Directive: Go through the records and show each line where the word "this" occurs.

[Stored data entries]
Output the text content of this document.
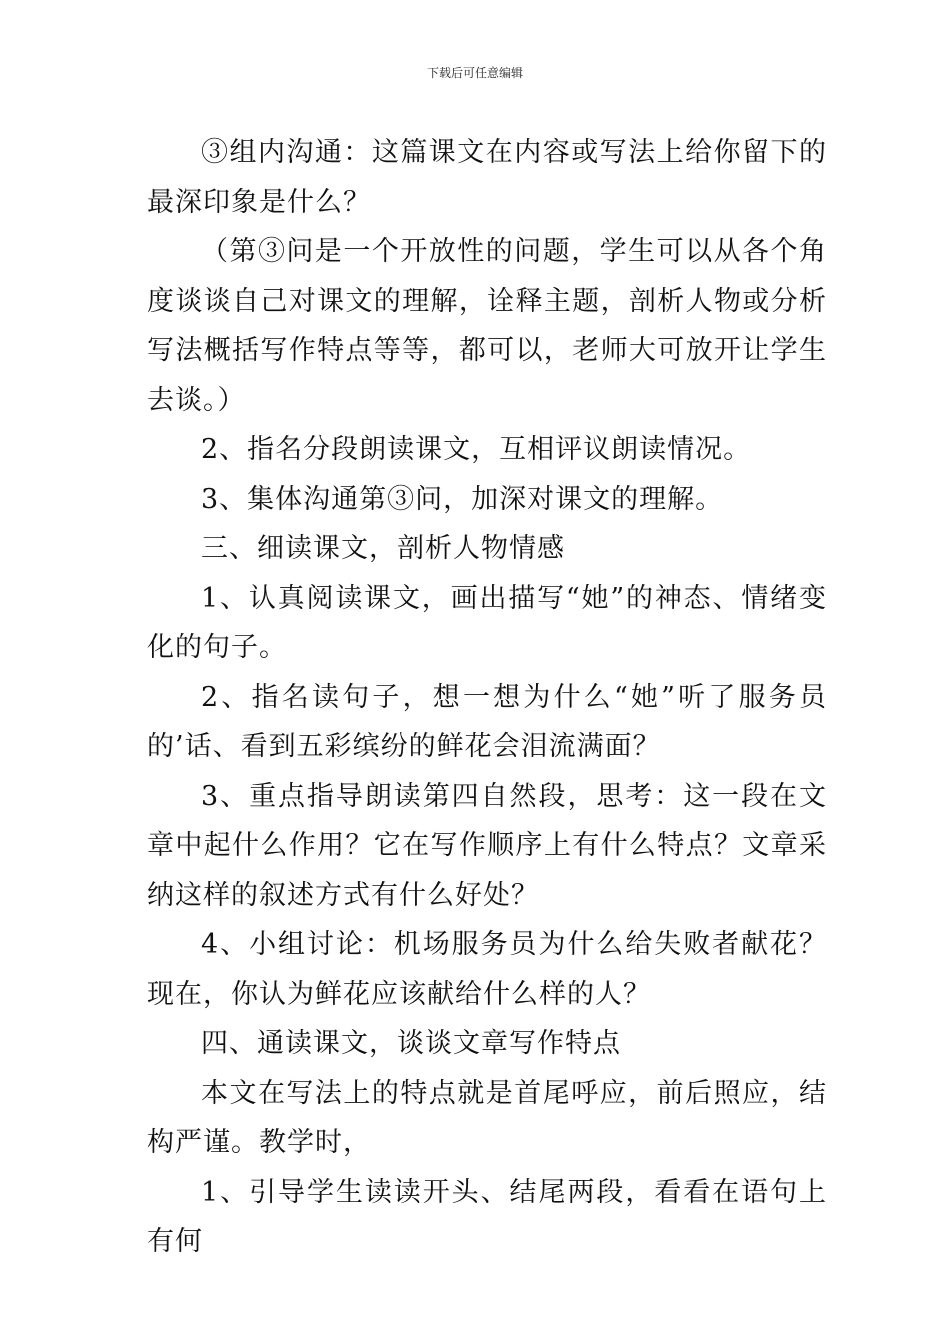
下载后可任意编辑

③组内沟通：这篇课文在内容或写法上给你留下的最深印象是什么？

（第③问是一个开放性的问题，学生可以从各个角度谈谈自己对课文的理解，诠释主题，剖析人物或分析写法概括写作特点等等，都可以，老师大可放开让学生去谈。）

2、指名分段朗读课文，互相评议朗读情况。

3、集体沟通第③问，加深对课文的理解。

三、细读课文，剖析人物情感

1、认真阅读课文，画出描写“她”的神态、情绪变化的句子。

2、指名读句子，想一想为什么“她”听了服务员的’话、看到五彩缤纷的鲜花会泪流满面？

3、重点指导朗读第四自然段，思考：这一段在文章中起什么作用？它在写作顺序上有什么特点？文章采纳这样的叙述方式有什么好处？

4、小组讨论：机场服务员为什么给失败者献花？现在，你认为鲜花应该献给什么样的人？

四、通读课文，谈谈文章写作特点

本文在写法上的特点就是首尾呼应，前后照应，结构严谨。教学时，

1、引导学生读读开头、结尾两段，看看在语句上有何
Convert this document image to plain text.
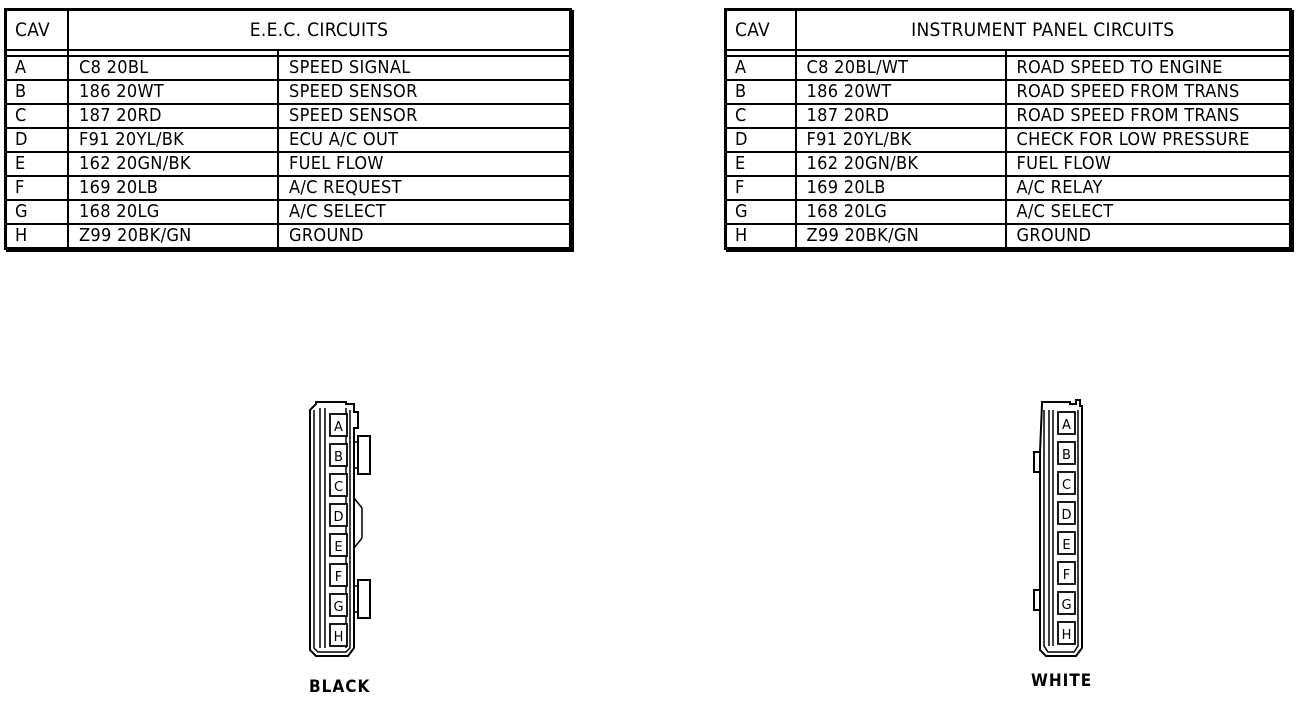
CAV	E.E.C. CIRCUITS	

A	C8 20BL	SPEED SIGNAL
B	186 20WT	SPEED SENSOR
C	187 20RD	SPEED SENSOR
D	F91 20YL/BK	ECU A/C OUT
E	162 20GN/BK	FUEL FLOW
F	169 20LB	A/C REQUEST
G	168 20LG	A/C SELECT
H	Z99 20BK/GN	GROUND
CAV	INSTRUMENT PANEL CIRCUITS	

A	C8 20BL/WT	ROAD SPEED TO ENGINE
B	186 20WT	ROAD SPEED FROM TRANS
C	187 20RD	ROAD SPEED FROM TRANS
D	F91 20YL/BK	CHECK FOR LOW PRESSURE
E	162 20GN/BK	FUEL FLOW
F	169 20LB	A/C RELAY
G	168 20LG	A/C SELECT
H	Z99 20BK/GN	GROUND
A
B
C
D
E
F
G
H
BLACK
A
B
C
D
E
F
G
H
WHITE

--

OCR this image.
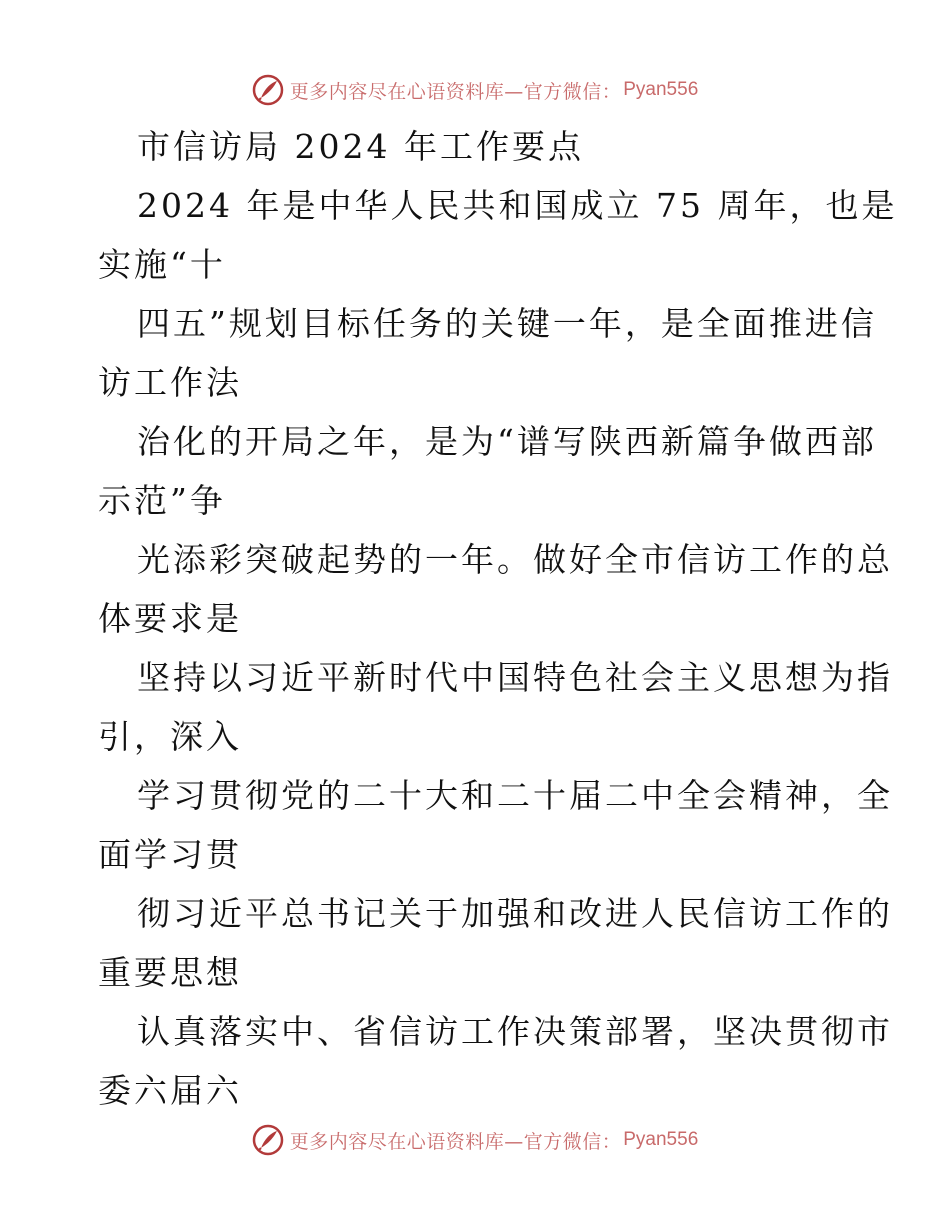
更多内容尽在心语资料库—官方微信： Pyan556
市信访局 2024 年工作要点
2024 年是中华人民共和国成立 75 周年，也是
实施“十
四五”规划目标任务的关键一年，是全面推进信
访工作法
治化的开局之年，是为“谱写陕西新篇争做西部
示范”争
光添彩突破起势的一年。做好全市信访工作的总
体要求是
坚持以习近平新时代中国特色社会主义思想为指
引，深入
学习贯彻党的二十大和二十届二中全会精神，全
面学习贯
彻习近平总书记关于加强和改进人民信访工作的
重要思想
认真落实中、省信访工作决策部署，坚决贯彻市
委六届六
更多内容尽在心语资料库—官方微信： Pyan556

Final result:
Output the text content of this document.
Convert this document image to plain text.
OCR this image.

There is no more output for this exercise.